Ed Catmull, Steve Jobs and John Lasseter

It also exposes another major contributing factor to the company’s success: Steve Jobs’ patience. Toy Story is when the wider world noticed Pixar, but they’d been going for years, pushing boundaries and breaking ground with short films and advertising, but not making a profit. But Jobs stuck with it, giving them more money, because he took a long-term view. Of course, it paid off, and when they did hit it big, it was his business acumen that secured the future of the company: taking them public (which brought in massive funds) and striking a new, better deal with Disney. It’s easy for us to look at the quality of their films and go “that’s what changed things”, but the business side is a vital component too.

Change things they certainly did, as the documentary shows towards the end, with 2D animation dying off and the Disney buyout-cum-merger with Pixar that would lead to 2D being saved — hurrah! Of course, this film is now 11 years old, and we know things didn’t end so happily: despite Lasseter & co’s commitment to helping 2D stay alive, Disney have released jus two traditionally-animated feature films since then, and the last of those was in 2011, apparently with no more planned.

━━━━━━━━━━

TASK SET:
(a) Using the Pixar passage, answer each of the following on its own line:
(i) What was Pixar producing in its early years while it made no profit?
(ii) Which two moves by Jobs secured the company's future?
(iii) In what year did the last of Disney's traditionally-animated feature films since the merger come out?
(b) Decide whether each statement below agrees with the Pixar passage, and support each yes or no with the deciding words from it:
(i) Pixar was turning a profit in the years before Toy Story.
(ii) Jobs kept funding Pixar because he took a long-term view.
(iii) The most recent traditionally-animated Disney feature mentioned came out in 2013.

INFORMATION GIVEN:
━━━━━━━━━━

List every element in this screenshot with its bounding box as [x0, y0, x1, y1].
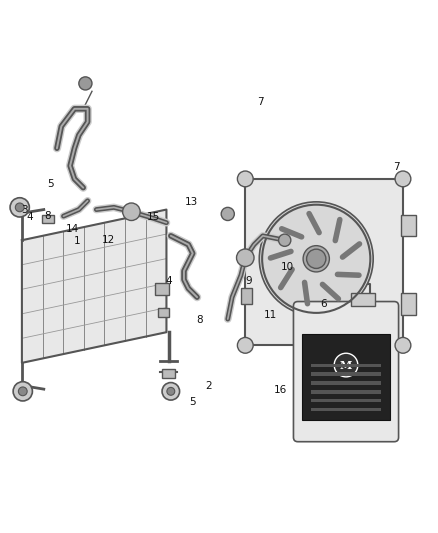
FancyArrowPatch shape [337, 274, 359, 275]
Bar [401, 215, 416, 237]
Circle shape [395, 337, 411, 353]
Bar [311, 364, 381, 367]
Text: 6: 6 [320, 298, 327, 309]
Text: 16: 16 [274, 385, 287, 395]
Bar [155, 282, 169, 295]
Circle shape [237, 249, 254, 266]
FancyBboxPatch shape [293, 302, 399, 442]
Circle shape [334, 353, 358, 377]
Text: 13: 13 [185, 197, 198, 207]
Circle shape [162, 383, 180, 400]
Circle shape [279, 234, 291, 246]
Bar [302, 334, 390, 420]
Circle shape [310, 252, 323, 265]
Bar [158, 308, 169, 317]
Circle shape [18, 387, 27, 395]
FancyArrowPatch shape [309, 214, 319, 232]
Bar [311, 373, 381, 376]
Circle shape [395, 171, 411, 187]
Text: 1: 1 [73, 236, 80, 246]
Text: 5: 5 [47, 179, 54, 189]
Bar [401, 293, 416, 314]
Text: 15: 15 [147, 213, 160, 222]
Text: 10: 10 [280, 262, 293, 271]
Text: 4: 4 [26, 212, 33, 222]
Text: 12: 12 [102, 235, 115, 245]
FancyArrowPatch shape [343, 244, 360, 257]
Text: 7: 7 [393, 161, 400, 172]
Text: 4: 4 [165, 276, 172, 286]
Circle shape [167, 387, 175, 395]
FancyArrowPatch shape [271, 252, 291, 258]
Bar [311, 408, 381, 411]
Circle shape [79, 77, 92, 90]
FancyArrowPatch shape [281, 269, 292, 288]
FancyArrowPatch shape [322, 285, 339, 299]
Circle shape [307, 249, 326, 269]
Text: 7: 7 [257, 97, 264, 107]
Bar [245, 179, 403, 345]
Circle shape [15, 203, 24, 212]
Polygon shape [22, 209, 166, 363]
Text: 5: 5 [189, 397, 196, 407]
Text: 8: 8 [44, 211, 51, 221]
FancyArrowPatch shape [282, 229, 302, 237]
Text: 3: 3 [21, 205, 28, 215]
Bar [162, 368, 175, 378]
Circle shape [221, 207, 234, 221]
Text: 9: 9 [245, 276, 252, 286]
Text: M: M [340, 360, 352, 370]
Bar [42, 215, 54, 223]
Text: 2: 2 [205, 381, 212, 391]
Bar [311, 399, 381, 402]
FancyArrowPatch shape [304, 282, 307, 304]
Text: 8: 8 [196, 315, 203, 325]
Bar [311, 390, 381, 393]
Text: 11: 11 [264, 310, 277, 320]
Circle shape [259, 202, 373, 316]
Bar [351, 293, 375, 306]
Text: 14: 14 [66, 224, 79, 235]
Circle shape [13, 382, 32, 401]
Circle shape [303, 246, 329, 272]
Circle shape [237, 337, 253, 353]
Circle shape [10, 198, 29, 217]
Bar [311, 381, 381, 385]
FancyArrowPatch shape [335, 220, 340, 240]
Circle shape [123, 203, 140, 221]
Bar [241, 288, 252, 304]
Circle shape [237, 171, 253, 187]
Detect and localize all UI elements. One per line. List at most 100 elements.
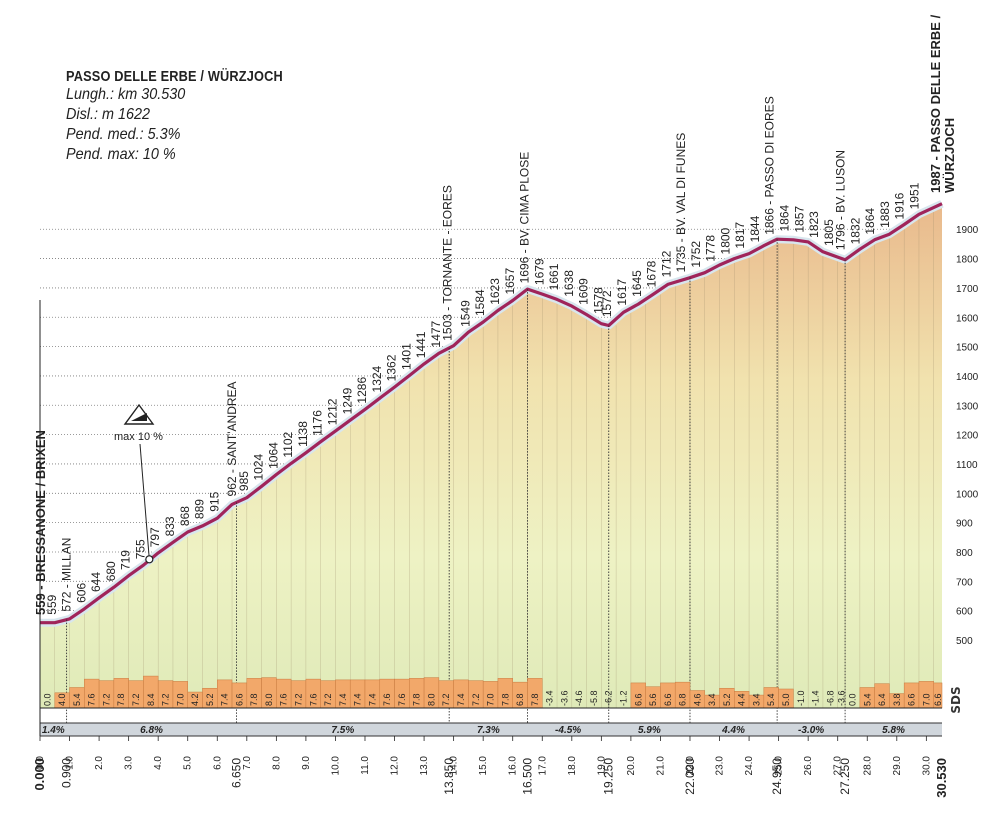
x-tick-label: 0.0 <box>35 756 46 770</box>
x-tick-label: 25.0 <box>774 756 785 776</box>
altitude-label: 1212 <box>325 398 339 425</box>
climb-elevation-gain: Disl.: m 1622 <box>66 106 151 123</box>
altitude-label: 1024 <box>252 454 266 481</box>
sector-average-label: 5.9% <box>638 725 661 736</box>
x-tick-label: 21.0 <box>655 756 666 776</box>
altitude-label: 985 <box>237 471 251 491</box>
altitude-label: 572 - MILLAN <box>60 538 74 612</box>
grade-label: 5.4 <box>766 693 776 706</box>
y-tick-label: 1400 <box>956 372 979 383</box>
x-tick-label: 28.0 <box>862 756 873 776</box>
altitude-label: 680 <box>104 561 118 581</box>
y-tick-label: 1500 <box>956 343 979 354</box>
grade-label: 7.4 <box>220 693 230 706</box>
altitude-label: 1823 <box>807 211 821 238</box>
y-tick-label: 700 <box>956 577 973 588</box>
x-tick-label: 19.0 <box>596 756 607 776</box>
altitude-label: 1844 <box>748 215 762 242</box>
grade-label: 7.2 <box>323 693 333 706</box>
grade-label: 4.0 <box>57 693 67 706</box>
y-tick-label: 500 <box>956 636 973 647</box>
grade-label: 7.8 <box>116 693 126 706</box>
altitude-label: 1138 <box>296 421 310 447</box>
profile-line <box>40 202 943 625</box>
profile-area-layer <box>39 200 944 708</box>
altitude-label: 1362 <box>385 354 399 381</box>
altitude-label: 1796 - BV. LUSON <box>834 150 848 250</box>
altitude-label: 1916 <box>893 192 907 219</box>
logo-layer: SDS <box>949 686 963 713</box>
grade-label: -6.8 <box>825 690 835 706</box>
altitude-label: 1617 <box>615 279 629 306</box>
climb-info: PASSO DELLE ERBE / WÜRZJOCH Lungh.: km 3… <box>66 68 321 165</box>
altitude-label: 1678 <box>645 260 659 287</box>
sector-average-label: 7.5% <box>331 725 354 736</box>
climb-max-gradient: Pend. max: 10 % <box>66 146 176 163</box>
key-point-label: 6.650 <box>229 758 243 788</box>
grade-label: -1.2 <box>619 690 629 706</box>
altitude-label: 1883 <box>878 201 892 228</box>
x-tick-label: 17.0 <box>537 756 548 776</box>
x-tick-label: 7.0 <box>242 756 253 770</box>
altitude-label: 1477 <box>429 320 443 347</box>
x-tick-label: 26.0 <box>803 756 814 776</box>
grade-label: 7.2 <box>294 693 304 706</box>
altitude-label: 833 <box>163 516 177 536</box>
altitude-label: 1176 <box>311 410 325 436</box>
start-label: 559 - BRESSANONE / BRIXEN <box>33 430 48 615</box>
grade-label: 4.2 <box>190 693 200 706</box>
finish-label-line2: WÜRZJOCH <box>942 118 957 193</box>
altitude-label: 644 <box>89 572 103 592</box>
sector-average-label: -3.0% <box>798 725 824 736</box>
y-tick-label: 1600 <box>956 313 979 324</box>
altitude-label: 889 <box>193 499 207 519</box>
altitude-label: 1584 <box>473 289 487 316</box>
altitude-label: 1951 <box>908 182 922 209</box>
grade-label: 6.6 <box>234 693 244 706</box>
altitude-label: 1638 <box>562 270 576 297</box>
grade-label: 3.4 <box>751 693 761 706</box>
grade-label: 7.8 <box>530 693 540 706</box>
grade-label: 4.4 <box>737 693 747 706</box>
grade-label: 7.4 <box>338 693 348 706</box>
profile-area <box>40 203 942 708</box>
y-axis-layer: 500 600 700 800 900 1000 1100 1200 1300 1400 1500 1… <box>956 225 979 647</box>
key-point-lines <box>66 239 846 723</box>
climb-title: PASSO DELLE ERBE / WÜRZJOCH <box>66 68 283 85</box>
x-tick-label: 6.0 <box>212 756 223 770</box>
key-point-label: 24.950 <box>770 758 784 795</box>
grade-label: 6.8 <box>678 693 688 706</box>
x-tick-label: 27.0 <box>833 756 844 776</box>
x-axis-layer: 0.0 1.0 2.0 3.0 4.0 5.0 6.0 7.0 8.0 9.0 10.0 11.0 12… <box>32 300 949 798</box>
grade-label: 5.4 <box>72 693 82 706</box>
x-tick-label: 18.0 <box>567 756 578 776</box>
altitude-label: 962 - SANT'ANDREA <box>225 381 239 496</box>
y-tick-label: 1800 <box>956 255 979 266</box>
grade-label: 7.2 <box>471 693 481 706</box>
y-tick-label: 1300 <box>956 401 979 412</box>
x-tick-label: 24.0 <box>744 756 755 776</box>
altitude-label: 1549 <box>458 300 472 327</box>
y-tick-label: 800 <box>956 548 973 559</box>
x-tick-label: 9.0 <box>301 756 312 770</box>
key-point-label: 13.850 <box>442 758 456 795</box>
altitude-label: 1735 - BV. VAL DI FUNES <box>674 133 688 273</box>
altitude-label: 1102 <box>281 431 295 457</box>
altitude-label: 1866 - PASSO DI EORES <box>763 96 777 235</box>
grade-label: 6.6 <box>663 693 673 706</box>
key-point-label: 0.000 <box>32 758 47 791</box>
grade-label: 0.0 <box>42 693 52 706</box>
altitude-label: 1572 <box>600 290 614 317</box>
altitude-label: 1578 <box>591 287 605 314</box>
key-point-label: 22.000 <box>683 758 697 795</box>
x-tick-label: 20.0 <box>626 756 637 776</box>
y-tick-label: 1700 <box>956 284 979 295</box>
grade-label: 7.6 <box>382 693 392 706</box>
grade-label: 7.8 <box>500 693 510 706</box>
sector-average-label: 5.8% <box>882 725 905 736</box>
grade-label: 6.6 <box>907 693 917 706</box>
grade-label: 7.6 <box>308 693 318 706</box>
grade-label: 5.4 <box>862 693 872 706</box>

━━━━━━━━━━

RESULTS:
(a)
(i) Short films and advertising.
(ii) Taking the company public and striking a new, better deal with Disney.
(iii) 2011.

(b)
(i) No: "but not making a profit"
(ii) Yes: "giving them more money, because he took a long-term view"
(iii) No: "the last of those was in 2011"